What you should do —
Word for word, transcribe the lines below and drop the pictures.

Provided records —
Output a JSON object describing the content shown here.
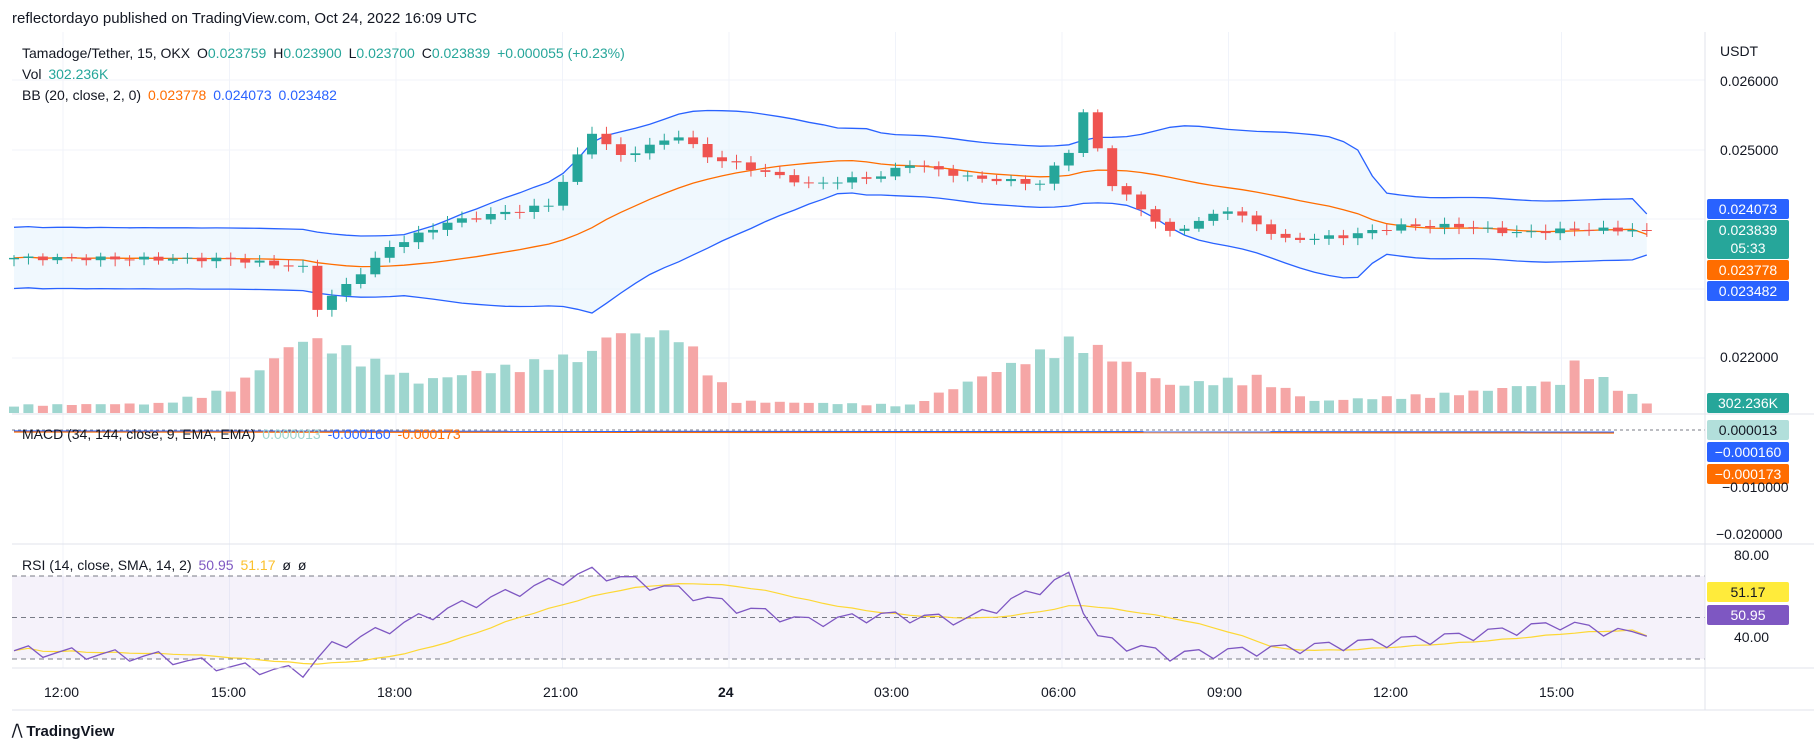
{
  "header": {
    "publisher_line": "reflectordayo published on TradingView.com, Oct 24, 2022 16:09 UTC"
  },
  "footer": {
    "brand": "TradingView"
  },
  "legend": {
    "symbol": "Tamadoge/Tether, 15, OKX",
    "o_key": "O",
    "o_val": "0.023759",
    "h_key": "H",
    "h_val": "0.023900",
    "l_key": "L",
    "l_val": "0.023700",
    "c_key": "C",
    "c_val": "0.023839",
    "change": "+0.000055 (+0.23%)",
    "vol_label": "Vol",
    "vol_val": "302.236K",
    "bb_label": "BB (20, close, 2, 0)",
    "bb_basis": "0.023778",
    "bb_upper": "0.024073",
    "bb_lower": "0.023482",
    "macd_label": "MACD (34, 144, close, 9, EMA, EMA)",
    "macd_hist": "0.000013",
    "macd_line": "-0.000160",
    "macd_signal": "-0.000173",
    "rsi_label": "RSI (14, close, SMA, 14, 2)",
    "rsi_val": "50.95",
    "rsi_ma": "51.17",
    "rsi_x1": "ø",
    "rsi_x2": "ø"
  },
  "price_axis": {
    "currency": "USDT",
    "ticks": [
      "0.026000",
      "0.025000",
      "0.022000"
    ],
    "badges": {
      "bb_upper": "0.024073",
      "close": "0.023839",
      "countdown": "05:33",
      "bb_basis": "0.023778",
      "bb_lower": "0.023482",
      "volume": "302.236K"
    }
  },
  "macd_axis": {
    "ticks": [
      "−0.010000",
      "−0.020000"
    ],
    "badges": {
      "hist": "0.000013",
      "macd": "−0.000160",
      "signal": "−0.000173"
    }
  },
  "rsi_axis": {
    "ticks": [
      "80.00",
      "40.00"
    ],
    "badges": {
      "ma": "51.17",
      "rsi": "50.95"
    }
  },
  "time_axis": {
    "labels": [
      "12:00",
      "15:00",
      "18:00",
      "21:00",
      "24",
      "03:00",
      "06:00",
      "09:00",
      "12:00",
      "15:00"
    ]
  },
  "colors": {
    "up": "#26a69a",
    "down": "#ef5350",
    "bb_upper": "#2962ff",
    "bb_basis": "#ff6d00",
    "bb_fill": "#e3f2fd",
    "vol_up": "#9ed6cf",
    "vol_down": "#f5a6a6",
    "rsi": "#7e57c2",
    "rsi_ma": "#fdd835"
  },
  "chart_data": {
    "type": "candlestick",
    "title": "Tamadoge/Tether, 15, OKX",
    "price_levels": {
      "last_close": 0.023839,
      "bb_upper": 0.024073,
      "bb_basis": 0.023778,
      "bb_lower": 0.023482
    },
    "price_range": [
      0.0216,
      0.0265
    ],
    "sampled_price_path": [
      [
        0,
        0.02344
      ],
      [
        15,
        0.02342
      ],
      [
        20,
        0.0233
      ],
      [
        21,
        0.02272
      ],
      [
        23,
        0.02305
      ],
      [
        26,
        0.0236
      ],
      [
        30,
        0.02395
      ],
      [
        37,
        0.0242
      ],
      [
        40,
        0.02525
      ],
      [
        42,
        0.0249
      ],
      [
        46,
        0.0252
      ],
      [
        48,
        0.0249
      ],
      [
        55,
        0.0245
      ],
      [
        60,
        0.02462
      ],
      [
        62,
        0.0248
      ],
      [
        66,
        0.0246
      ],
      [
        71,
        0.02451
      ],
      [
        73,
        0.02498
      ],
      [
        74,
        0.02552
      ],
      [
        76,
        0.0245
      ],
      [
        80,
        0.0238
      ],
      [
        84,
        0.02414
      ],
      [
        88,
        0.0237
      ],
      [
        92,
        0.02375
      ],
      [
        96,
        0.0239
      ],
      [
        100,
        0.0239
      ],
      [
        104,
        0.0238
      ],
      [
        108,
        0.02385
      ],
      [
        113,
        0.02384
      ]
    ],
    "volume_profile": [
      [
        0,
        0.1
      ],
      [
        10,
        0.12
      ],
      [
        15,
        0.3
      ],
      [
        20,
        0.95
      ],
      [
        23,
        0.8
      ],
      [
        28,
        0.4
      ],
      [
        40,
        0.75
      ],
      [
        41,
        1.0
      ],
      [
        46,
        1.0
      ],
      [
        50,
        0.15
      ],
      [
        62,
        0.1
      ],
      [
        73,
        0.9
      ],
      [
        74,
        0.9
      ],
      [
        80,
        0.35
      ],
      [
        86,
        0.45
      ],
      [
        90,
        0.15
      ],
      [
        100,
        0.25
      ],
      [
        107,
        0.4
      ],
      [
        108,
        0.62
      ],
      [
        113,
        0.13
      ]
    ],
    "rsi_levels": {
      "upper_band": 80,
      "lower_band": 40,
      "last_rsi": 50.95,
      "last_ma": 51.17
    },
    "rsi_samples": [
      [
        0,
        44
      ],
      [
        10,
        41
      ],
      [
        15,
        36
      ],
      [
        20,
        34
      ],
      [
        22,
        46
      ],
      [
        30,
        64
      ],
      [
        40,
        82
      ],
      [
        46,
        73
      ],
      [
        50,
        65
      ],
      [
        55,
        58
      ],
      [
        60,
        61
      ],
      [
        66,
        59
      ],
      [
        73,
        80
      ],
      [
        75,
        50
      ],
      [
        80,
        42
      ],
      [
        90,
        46
      ],
      [
        100,
        51
      ],
      [
        107,
        57
      ],
      [
        113,
        51
      ]
    ],
    "macd": {
      "histogram": 1.3e-05,
      "macd": -0.00016,
      "signal": -0.000173
    },
    "x_labels": [
      "12:00",
      "15:00",
      "18:00",
      "21:00",
      "24",
      "03:00",
      "06:00",
      "09:00",
      "12:00",
      "15:00"
    ]
  }
}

Result —
Output a JSON object describing the content shown here.
{
  "header": {
    "publisher_line": "reflectordayo published on TradingView.com, Oct 24, 2022 16:09 UTC"
  },
  "footer": {
    "brand": "TradingView"
  },
  "legend": {
    "symbol": "Tamadoge/Tether, 15, OKX",
    "o_key": "O",
    "o_val": "0.023759",
    "h_key": "H",
    "h_val": "0.023900",
    "l_key": "L",
    "l_val": "0.023700",
    "c_key": "C",
    "c_val": "0.023839",
    "change": "+0.000055 (+0.23%)",
    "vol_label": "Vol",
    "vol_val": "302.236K",
    "bb_label": "BB (20, close, 2, 0)",
    "bb_basis": "0.023778",
    "bb_upper": "0.024073",
    "bb_lower": "0.023482",
    "macd_label": "MACD (34, 144, close, 9, EMA, EMA)",
    "macd_hist": "0.000013",
    "macd_line": "-0.000160",
    "macd_signal": "-0.000173",
    "rsi_label": "RSI (14, close, SMA, 14, 2)",
    "rsi_val": "50.95",
    "rsi_ma": "51.17",
    "rsi_x1": "ø",
    "rsi_x2": "ø"
  },
  "price_axis": {
    "currency": "USDT",
    "ticks": [
      "0.026000",
      "0.025000",
      "0.022000"
    ],
    "badges": {
      "bb_upper": "0.024073",
      "close": "0.023839",
      "countdown": "05:33",
      "bb_basis": "0.023778",
      "bb_lower": "0.023482",
      "volume": "302.236K"
    }
  },
  "macd_axis": {
    "ticks": [
      "−0.010000",
      "−0.020000"
    ],
    "badges": {
      "hist": "0.000013",
      "macd": "−0.000160",
      "signal": "−0.000173"
    }
  },
  "rsi_axis": {
    "ticks": [
      "80.00",
      "40.00"
    ],
    "badges": {
      "ma": "51.17",
      "rsi": "50.95"
    }
  },
  "time_axis": {
    "labels": [
      "12:00",
      "15:00",
      "18:00",
      "21:00",
      "24",
      "03:00",
      "06:00",
      "09:00",
      "12:00",
      "15:00"
    ]
  },
  "colors": {
    "up": "#26a69a",
    "down": "#ef5350",
    "bb_upper": "#2962ff",
    "bb_basis": "#ff6d00",
    "bb_fill": "#e3f2fd",
    "vol_up": "#9ed6cf",
    "vol_down": "#f5a6a6",
    "rsi": "#7e57c2",
    "rsi_ma": "#fdd835"
  },
  "chart_data": {
    "type": "candlestick",
    "title": "Tamadoge/Tether, 15, OKX",
    "price_levels": {
      "last_close": 0.023839,
      "bb_upper": 0.024073,
      "bb_basis": 0.023778,
      "bb_lower": 0.023482
    },
    "price_range": [
      0.0216,
      0.0265
    ],
    "sampled_price_path": [
      [
        0,
        0.02344
      ],
      [
        15,
        0.02342
      ],
      [
        20,
        0.0233
      ],
      [
        21,
        0.02272
      ],
      [
        23,
        0.02305
      ],
      [
        26,
        0.0236
      ],
      [
        30,
        0.02395
      ],
      [
        37,
        0.0242
      ],
      [
        40,
        0.02525
      ],
      [
        42,
        0.0249
      ],
      [
        46,
        0.0252
      ],
      [
        48,
        0.0249
      ],
      [
        55,
        0.0245
      ],
      [
        60,
        0.02462
      ],
      [
        62,
        0.0248
      ],
      [
        66,
        0.0246
      ],
      [
        71,
        0.02451
      ],
      [
        73,
        0.02498
      ],
      [
        74,
        0.02552
      ],
      [
        76,
        0.0245
      ],
      [
        80,
        0.0238
      ],
      [
        84,
        0.02414
      ],
      [
        88,
        0.0237
      ],
      [
        92,
        0.02375
      ],
      [
        96,
        0.0239
      ],
      [
        100,
        0.0239
      ],
      [
        104,
        0.0238
      ],
      [
        108,
        0.02385
      ],
      [
        113,
        0.02384
      ]
    ],
    "volume_profile": [
      [
        0,
        0.1
      ],
      [
        10,
        0.12
      ],
      [
        15,
        0.3
      ],
      [
        20,
        0.95
      ],
      [
        23,
        0.8
      ],
      [
        28,
        0.4
      ],
      [
        40,
        0.75
      ],
      [
        41,
        1.0
      ],
      [
        46,
        1.0
      ],
      [
        50,
        0.15
      ],
      [
        62,
        0.1
      ],
      [
        73,
        0.9
      ],
      [
        74,
        0.9
      ],
      [
        80,
        0.35
      ],
      [
        86,
        0.45
      ],
      [
        90,
        0.15
      ],
      [
        100,
        0.25
      ],
      [
        107,
        0.4
      ],
      [
        108,
        0.62
      ],
      [
        113,
        0.13
      ]
    ],
    "rsi_levels": {
      "upper_band": 80,
      "lower_band": 40,
      "last_rsi": 50.95,
      "last_ma": 51.17
    },
    "rsi_samples": [
      [
        0,
        44
      ],
      [
        10,
        41
      ],
      [
        15,
        36
      ],
      [
        20,
        34
      ],
      [
        22,
        46
      ],
      [
        30,
        64
      ],
      [
        40,
        82
      ],
      [
        46,
        73
      ],
      [
        50,
        65
      ],
      [
        55,
        58
      ],
      [
        60,
        61
      ],
      [
        66,
        59
      ],
      [
        73,
        80
      ],
      [
        75,
        50
      ],
      [
        80,
        42
      ],
      [
        90,
        46
      ],
      [
        100,
        51
      ],
      [
        107,
        57
      ],
      [
        113,
        51
      ]
    ],
    "macd": {
      "histogram": 1.3e-05,
      "macd": -0.00016,
      "signal": -0.000173
    },
    "x_labels": [
      "12:00",
      "15:00",
      "18:00",
      "21:00",
      "24",
      "03:00",
      "06:00",
      "09:00",
      "12:00",
      "15:00"
    ]
  }
}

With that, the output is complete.